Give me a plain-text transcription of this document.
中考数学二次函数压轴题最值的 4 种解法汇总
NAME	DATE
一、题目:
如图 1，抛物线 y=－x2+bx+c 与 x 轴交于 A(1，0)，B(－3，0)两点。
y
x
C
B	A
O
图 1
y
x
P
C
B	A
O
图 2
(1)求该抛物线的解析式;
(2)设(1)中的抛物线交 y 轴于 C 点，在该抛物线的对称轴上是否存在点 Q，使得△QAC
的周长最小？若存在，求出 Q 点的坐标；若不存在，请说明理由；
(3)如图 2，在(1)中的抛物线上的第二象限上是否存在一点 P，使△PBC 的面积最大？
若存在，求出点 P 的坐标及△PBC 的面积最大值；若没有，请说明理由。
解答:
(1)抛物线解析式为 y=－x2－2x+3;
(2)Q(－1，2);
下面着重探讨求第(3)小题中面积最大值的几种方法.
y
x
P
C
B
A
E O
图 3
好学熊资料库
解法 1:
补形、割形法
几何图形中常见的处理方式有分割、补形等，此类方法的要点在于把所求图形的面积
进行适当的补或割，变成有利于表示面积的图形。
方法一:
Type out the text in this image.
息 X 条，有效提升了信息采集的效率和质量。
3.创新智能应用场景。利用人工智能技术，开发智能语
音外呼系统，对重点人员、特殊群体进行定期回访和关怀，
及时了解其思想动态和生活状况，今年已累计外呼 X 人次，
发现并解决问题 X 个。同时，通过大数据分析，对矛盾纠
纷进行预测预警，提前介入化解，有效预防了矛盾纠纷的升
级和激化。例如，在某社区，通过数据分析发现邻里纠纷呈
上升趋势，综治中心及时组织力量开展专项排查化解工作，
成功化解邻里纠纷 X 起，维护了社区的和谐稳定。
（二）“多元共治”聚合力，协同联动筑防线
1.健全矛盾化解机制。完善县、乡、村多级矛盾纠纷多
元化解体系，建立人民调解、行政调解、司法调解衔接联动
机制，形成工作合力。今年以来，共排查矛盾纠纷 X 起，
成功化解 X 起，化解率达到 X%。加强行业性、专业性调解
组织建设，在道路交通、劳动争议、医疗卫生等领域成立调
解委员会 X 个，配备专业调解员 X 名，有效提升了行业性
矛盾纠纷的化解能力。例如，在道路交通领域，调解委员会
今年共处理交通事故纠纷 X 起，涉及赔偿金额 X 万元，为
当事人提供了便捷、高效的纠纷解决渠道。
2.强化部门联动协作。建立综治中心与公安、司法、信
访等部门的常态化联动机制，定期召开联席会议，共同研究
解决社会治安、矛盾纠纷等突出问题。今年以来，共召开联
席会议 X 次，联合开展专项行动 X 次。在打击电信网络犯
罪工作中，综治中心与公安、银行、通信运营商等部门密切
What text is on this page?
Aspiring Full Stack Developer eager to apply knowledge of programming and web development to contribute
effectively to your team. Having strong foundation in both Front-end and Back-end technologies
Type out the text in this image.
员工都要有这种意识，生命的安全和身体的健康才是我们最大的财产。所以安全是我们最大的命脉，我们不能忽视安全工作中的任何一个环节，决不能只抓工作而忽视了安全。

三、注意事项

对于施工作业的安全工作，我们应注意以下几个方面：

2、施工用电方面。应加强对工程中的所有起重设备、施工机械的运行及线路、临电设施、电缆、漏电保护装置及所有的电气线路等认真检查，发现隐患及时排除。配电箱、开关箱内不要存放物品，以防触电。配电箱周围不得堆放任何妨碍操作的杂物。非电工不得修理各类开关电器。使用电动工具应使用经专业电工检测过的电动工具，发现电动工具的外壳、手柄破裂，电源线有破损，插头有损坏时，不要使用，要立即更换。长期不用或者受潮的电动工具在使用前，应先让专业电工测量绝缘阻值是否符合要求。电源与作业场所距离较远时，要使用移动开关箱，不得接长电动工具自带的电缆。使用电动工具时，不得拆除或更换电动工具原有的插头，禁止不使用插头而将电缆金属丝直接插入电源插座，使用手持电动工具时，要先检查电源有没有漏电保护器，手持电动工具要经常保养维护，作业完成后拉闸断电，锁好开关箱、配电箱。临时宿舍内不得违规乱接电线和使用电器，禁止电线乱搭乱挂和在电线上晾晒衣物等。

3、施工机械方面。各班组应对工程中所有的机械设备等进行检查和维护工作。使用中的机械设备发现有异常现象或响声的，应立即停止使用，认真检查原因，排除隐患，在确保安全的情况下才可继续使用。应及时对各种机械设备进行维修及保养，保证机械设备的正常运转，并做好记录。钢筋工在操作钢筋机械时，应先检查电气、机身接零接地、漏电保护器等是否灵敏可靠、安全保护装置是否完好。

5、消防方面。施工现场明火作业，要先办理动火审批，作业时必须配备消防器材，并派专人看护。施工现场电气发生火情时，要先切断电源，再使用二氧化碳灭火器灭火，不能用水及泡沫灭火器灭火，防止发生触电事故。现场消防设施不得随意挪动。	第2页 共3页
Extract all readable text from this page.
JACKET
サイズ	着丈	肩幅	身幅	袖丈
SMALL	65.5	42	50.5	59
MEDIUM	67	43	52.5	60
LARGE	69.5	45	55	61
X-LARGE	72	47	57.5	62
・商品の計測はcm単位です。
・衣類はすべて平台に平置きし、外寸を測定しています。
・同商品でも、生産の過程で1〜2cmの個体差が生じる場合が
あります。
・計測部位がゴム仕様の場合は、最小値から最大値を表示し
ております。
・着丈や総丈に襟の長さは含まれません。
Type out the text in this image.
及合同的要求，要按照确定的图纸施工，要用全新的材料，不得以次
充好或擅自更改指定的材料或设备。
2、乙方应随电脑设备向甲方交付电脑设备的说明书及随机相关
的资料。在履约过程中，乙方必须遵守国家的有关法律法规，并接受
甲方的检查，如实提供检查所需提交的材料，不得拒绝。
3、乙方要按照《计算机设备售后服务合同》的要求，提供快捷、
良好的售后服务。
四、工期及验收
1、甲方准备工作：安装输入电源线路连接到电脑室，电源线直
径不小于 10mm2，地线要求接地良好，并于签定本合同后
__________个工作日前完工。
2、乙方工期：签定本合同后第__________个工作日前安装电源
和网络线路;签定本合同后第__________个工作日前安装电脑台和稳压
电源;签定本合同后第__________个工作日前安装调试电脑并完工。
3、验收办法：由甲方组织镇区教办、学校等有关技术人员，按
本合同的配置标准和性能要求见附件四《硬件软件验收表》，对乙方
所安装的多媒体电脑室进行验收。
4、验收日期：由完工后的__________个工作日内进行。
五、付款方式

→ **Direction**:
Extract the entries above verbatim.

→ **Worked answer**:
Give me a plain-text transcription of this document.
中考数学二次函数压轴题最值的 4 种解法汇总
NAME	DATE
一、题目:
如图 1，抛物线 y=－x2+bx+c 与 x 轴交于 A(1，0)，B(－3，0)两点。
y
x
C
B	A
O
图 1
y
x
P
C
B	A
O
图 2
(1)求该抛物线的解析式;
(2)设(1)中的抛物线交 y 轴于 C 点，在该抛物线的对称轴上是否存在点 Q，使得△QAC
的周长最小？若存在，求出 Q 点的坐标；若不存在，请说明理由；
(3)如图 2，在(1)中的抛物线上的第二象限上是否存在一点 P，使△PBC 的面积最大？
若存在，求出点 P 的坐标及△PBC 的面积最大值；若没有，请说明理由。
解答:
(1)抛物线解析式为 y=－x2－2x+3;
(2)Q(－1，2);
下面着重探讨求第(3)小题中面积最大值的几种方法.
y
x
P
C
B
A
E O
图 3
好学熊资料库
解法 1:
补形、割形法
几何图形中常见的处理方式有分割、补形等，此类方法的要点在于把所求图形的面积
进行适当的补或割，变成有利于表示面积的图形。
方法一:
Type out the text in this image.
息 X 条，有效提升了信息采集的效率和质量。
3.创新智能应用场景。利用人工智能技术，开发智能语
音外呼系统，对重点人员、特殊群体进行定期回访和关怀，
及时了解其思想动态和生活状况，今年已累计外呼 X 人次，
发现并解决问题 X 个。同时，通过大数据分析，对矛盾纠
纷进行预测预警，提前介入化解，有效预防了矛盾纠纷的升
级和激化。例如，在某社区，通过数据分析发现邻里纠纷呈
上升趋势，综治中心及时组织力量开展专项排查化解工作，
成功化解邻里纠纷 X 起，维护了社区的和谐稳定。
（二）“多元共治”聚合力，协同联动筑防线
1.健全矛盾化解机制。完善县、乡、村多级矛盾纠纷多
元化解体系，建立人民调解、行政调解、司法调解衔接联动
机制，形成工作合力。今年以来，共排查矛盾纠纷 X 起，
成功化解 X 起，化解率达到 X%。加强行业性、专业性调解
组织建设，在道路交通、劳动争议、医疗卫生等领域成立调
解委员会 X 个，配备专业调解员 X 名，有效提升了行业性
矛盾纠纷的化解能力。例如，在道路交通领域，调解委员会
今年共处理交通事故纠纷 X 起，涉及赔偿金额 X 万元，为
当事人提供了便捷、高效的纠纷解决渠道。
2.强化部门联动协作。建立综治中心与公安、司法、信
访等部门的常态化联动机制，定期召开联席会议，共同研究
解决社会治安、矛盾纠纷等突出问题。今年以来，共召开联
席会议 X 次，联合开展专项行动 X 次。在打击电信网络犯
罪工作中，综治中心与公安、银行、通信运营商等部门密切
What text is on this page?
Aspiring Full Stack Developer eager to apply knowledge of programming and web development to contribute
effectively to your team. Having strong foundation in both Front-end and Back-end technologies
Type out the text in this image.
员工都要有这种意识，生命的安全和身体的健康才是我们最大的财产。所以安全是我们最大的命脉，我们不能忽视安全工作中的任何一个环节，决不能只抓工作而忽视了安全。

三、注意事项

对于施工作业的安全工作，我们应注意以下几个方面：

2、施工用电方面。应加强对工程中的所有起重设备、施工机械的运行及线路、临电设施、电缆、漏电保护装置及所有的电气线路等认真检查，发现隐患及时排除。配电箱、开关箱内不要存放物品，以防触电。配电箱周围不得堆放任何妨碍操作的杂物。非电工不得修理各类开关电器。使用电动工具应使用经专业电工检测过的电动工具，发现电动工具的外壳、手柄破裂，电源线有破损，插头有损坏时，不要使用，要立即更换。长期不用或者受潮的电动工具在使用前，应先让专业电工测量绝缘阻值是否符合要求。电源与作业场所距离较远时，要使用移动开关箱，不得接长电动工具自带的电缆。使用电动工具时，不得拆除或更换电动工具原有的插头，禁止不使用插头而将电缆金属丝直接插入电源插座，使用手持电动工具时，要先检查电源有没有漏电保护器，手持电动工具要经常保养维护，作业完成后拉闸断电，锁好开关箱、配电箱。临时宿舍内不得违规乱接电线和使用电器，禁止电线乱搭乱挂和在电线上晾晒衣物等。

3、施工机械方面。各班组应对工程中所有的机械设备等进行检查和维护工作。使用中的机械设备发现有异常现象或响声的，应立即停止使用，认真检查原因，排除隐患，在确保安全的情况下才可继续使用。应及时对各种机械设备进行维修及保养，保证机械设备的正常运转，并做好记录。钢筋工在操作钢筋机械时，应先检查电气、机身接零接地、漏电保护器等是否灵敏可靠、安全保护装置是否完好。

5、消防方面。施工现场明火作业，要先办理动火审批，作业时必须配备消防器材，并派专人看护。施工现场电气发生火情时，要先切断电源，再使用二氧化碳灭火器灭火，不能用水及泡沫灭火器灭火，防止发生触电事故。现场消防设施不得随意挪动。	第2页 共3页
Extract all readable text from this page.
JACKET
サイズ	着丈	肩幅	身幅	袖丈
SMALL	65.5	42	50.5	59
MEDIUM	67	43	52.5	60
LARGE	69.5	45	55	61
X-LARGE	72	47	57.5	62
・商品の計測はcm単位です。
・衣類はすべて平台に平置きし、外寸を測定しています。
・同商品でも、生産の過程で1〜2cmの個体差が生じる場合が
あります。
・計測部位がゴム仕様の場合は、最小値から最大値を表示し
ております。
・着丈や総丈に襟の長さは含まれません。
Type out the text in this image.
及合同的要求，要按照确定的图纸施工，要用全新的材料，不得以次
充好或擅自更改指定的材料或设备。
2、乙方应随电脑设备向甲方交付电脑设备的说明书及随机相关
的资料。在履约过程中，乙方必须遵守国家的有关法律法规，并接受
甲方的检查，如实提供检查所需提交的材料，不得拒绝。
3、乙方要按照《计算机设备售后服务合同》的要求，提供快捷、
良好的售后服务。
四、工期及验收
1、甲方准备工作：安装输入电源线路连接到电脑室，电源线直
径不小于 10mm2，地线要求接地良好，并于签定本合同后
__________个工作日前完工。
2、乙方工期：签定本合同后第__________个工作日前安装电源
和网络线路;签定本合同后第__________个工作日前安装电脑台和稳压
电源;签定本合同后第__________个工作日前安装调试电脑并完工。
3、验收办法：由甲方组织镇区教办、学校等有关技术人员，按
本合同的配置标准和性能要求见附件四《硬件软件验收表》，对乙方
所安装的多媒体电脑室进行验收。
4、验收日期：由完工后的__________个工作日内进行。
五、付款方式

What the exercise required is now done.